## EXTRACTED RECORDS
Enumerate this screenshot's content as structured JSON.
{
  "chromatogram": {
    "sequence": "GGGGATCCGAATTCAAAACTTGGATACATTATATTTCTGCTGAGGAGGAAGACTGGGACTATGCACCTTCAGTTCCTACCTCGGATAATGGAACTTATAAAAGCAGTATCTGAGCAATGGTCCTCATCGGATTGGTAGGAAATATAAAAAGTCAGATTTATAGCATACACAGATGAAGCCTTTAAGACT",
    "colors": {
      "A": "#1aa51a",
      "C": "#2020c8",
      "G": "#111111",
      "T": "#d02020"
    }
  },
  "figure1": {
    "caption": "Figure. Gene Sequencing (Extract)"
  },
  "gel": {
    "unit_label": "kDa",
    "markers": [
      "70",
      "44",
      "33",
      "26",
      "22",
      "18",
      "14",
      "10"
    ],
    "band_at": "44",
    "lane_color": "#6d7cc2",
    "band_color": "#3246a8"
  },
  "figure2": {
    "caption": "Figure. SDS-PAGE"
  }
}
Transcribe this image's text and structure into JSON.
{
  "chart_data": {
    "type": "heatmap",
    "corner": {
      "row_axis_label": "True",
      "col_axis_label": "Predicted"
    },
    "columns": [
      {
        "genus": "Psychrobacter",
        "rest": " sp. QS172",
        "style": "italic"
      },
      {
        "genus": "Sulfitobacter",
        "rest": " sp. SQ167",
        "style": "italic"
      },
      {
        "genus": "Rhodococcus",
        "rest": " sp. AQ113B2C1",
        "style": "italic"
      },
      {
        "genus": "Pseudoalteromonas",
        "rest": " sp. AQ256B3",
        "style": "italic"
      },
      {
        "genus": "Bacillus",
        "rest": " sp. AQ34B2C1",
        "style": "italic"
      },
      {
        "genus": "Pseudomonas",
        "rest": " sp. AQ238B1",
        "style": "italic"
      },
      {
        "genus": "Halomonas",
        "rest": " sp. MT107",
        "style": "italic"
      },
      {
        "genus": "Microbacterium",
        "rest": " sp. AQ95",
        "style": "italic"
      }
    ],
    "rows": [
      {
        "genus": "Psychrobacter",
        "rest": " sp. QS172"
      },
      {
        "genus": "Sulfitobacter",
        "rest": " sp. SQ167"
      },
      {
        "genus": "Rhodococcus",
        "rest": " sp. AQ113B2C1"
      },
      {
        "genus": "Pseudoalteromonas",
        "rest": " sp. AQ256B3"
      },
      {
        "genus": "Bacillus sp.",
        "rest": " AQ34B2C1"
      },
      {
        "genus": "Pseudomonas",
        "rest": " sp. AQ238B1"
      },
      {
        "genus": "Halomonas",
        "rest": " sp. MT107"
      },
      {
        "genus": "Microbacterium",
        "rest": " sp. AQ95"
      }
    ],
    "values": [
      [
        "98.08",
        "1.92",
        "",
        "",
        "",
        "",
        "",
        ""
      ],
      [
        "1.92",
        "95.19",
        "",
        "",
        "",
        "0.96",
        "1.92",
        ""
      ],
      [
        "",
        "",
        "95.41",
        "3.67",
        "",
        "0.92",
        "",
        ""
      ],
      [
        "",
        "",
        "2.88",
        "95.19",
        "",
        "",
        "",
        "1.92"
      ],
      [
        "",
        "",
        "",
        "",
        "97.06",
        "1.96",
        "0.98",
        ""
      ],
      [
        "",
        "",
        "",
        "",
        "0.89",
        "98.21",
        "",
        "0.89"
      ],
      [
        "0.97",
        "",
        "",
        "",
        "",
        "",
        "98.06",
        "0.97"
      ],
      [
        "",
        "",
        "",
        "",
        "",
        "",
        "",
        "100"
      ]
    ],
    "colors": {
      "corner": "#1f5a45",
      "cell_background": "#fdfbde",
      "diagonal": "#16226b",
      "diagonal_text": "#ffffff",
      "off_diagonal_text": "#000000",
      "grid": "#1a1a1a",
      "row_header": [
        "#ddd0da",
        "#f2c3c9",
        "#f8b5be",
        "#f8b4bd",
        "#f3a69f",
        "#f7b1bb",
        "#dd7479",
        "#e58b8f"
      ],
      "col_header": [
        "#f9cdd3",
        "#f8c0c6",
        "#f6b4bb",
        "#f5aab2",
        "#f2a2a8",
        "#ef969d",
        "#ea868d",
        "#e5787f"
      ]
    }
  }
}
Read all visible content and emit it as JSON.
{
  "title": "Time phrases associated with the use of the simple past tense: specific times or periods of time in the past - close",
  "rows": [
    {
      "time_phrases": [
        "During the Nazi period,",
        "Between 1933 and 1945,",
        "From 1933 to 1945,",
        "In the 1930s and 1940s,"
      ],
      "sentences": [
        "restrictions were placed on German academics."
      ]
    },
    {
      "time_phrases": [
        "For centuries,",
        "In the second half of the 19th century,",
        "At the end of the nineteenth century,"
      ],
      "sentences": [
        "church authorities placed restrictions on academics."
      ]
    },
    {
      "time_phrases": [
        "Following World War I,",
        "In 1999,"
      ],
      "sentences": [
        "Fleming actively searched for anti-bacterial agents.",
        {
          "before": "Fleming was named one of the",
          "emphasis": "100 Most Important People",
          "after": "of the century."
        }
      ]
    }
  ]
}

## INSTRUCTIONS TO FOLLOW
Print the entire listing above once more, with nothing changed.

## OUTPUT OF THE EXERCISE
Enumerate this screenshot's content as structured JSON.
{
  "chromatogram": {
    "sequence": "GGGGATCCGAATTCAAAACTTGGATACATTATATTTCTGCTGAGGAGGAAGACTGGGACTATGCACCTTCAGTTCCTACCTCGGATAATGGAACTTATAAAAGCAGTATCTGAGCAATGGTCCTCATCGGATTGGTAGGAAATATAAAAAGTCAGATTTATAGCATACACAGATGAAGCCTTTAAGACT",
    "colors": {
      "A": "#1aa51a",
      "C": "#2020c8",
      "G": "#111111",
      "T": "#d02020"
    }
  },
  "figure1": {
    "caption": "Figure. Gene Sequencing (Extract)"
  },
  "gel": {
    "unit_label": "kDa",
    "markers": [
      "70",
      "44",
      "33",
      "26",
      "22",
      "18",
      "14",
      "10"
    ],
    "band_at": "44",
    "lane_color": "#6d7cc2",
    "band_color": "#3246a8"
  },
  "figure2": {
    "caption": "Figure. SDS-PAGE"
  }
}
Transcribe this image's text and structure into JSON.
{
  "chart_data": {
    "type": "heatmap",
    "corner": {
      "row_axis_label": "True",
      "col_axis_label": "Predicted"
    },
    "columns": [
      {
        "genus": "Psychrobacter",
        "rest": " sp. QS172",
        "style": "italic"
      },
      {
        "genus": "Sulfitobacter",
        "rest": " sp. SQ167",
        "style": "italic"
      },
      {
        "genus": "Rhodococcus",
        "rest": " sp. AQ113B2C1",
        "style": "italic"
      },
      {
        "genus": "Pseudoalteromonas",
        "rest": " sp. AQ256B3",
        "style": "italic"
      },
      {
        "genus": "Bacillus",
        "rest": " sp. AQ34B2C1",
        "style": "italic"
      },
      {
        "genus": "Pseudomonas",
        "rest": " sp. AQ238B1",
        "style": "italic"
      },
      {
        "genus": "Halomonas",
        "rest": " sp. MT107",
        "style": "italic"
      },
      {
        "genus": "Microbacterium",
        "rest": " sp. AQ95",
        "style": "italic"
      }
    ],
    "rows": [
      {
        "genus": "Psychrobacter",
        "rest": " sp. QS172"
      },
      {
        "genus": "Sulfitobacter",
        "rest": " sp. SQ167"
      },
      {
        "genus": "Rhodococcus",
        "rest": " sp. AQ113B2C1"
      },
      {
        "genus": "Pseudoalteromonas",
        "rest": " sp. AQ256B3"
      },
      {
        "genus": "Bacillus sp.",
        "rest": " AQ34B2C1"
      },
      {
        "genus": "Pseudomonas",
        "rest": " sp. AQ238B1"
      },
      {
        "genus": "Halomonas",
        "rest": " sp. MT107"
      },
      {
        "genus": "Microbacterium",
        "rest": " sp. AQ95"
      }
    ],
    "values": [
      [
        "98.08",
        "1.92",
        "",
        "",
        "",
        "",
        "",
        ""
      ],
      [
        "1.92",
        "95.19",
        "",
        "",
        "",
        "0.96",
        "1.92",
        ""
      ],
      [
        "",
        "",
        "95.41",
        "3.67",
        "",
        "0.92",
        "",
        ""
      ],
      [
        "",
        "",
        "2.88",
        "95.19",
        "",
        "",
        "",
        "1.92"
      ],
      [
        "",
        "",
        "",
        "",
        "97.06",
        "1.96",
        "0.98",
        ""
      ],
      [
        "",
        "",
        "",
        "",
        "0.89",
        "98.21",
        "",
        "0.89"
      ],
      [
        "0.97",
        "",
        "",
        "",
        "",
        "",
        "98.06",
        "0.97"
      ],
      [
        "",
        "",
        "",
        "",
        "",
        "",
        "",
        "100"
      ]
    ],
    "colors": {
      "corner": "#1f5a45",
      "cell_background": "#fdfbde",
      "diagonal": "#16226b",
      "diagonal_text": "#ffffff",
      "off_diagonal_text": "#000000",
      "grid": "#1a1a1a",
      "row_header": [
        "#ddd0da",
        "#f2c3c9",
        "#f8b5be",
        "#f8b4bd",
        "#f3a69f",
        "#f7b1bb",
        "#dd7479",
        "#e58b8f"
      ],
      "col_header": [
        "#f9cdd3",
        "#f8c0c6",
        "#f6b4bb",
        "#f5aab2",
        "#f2a2a8",
        "#ef969d",
        "#ea868d",
        "#e5787f"
      ]
    }
  }
}
Read all visible content and emit it as JSON.
{
  "title": "Time phrases associated with the use of the simple past tense: specific times or periods of time in the past - close",
  "rows": [
    {
      "time_phrases": [
        "During the Nazi period,",
        "Between 1933 and 1945,",
        "From 1933 to 1945,",
        "In the 1930s and 1940s,"
      ],
      "sentences": [
        "restrictions were placed on German academics."
      ]
    },
    {
      "time_phrases": [
        "For centuries,",
        "In the second half of the 19th century,",
        "At the end of the nineteenth century,"
      ],
      "sentences": [
        "church authorities placed restrictions on academics."
      ]
    },
    {
      "time_phrases": [
        "Following World War I,",
        "In 1999,"
      ],
      "sentences": [
        "Fleming actively searched for anti-bacterial agents.",
        {
          "before": "Fleming was named one of the",
          "emphasis": "100 Most Important People",
          "after": "of the century."
        }
      ]
    }
  ]
}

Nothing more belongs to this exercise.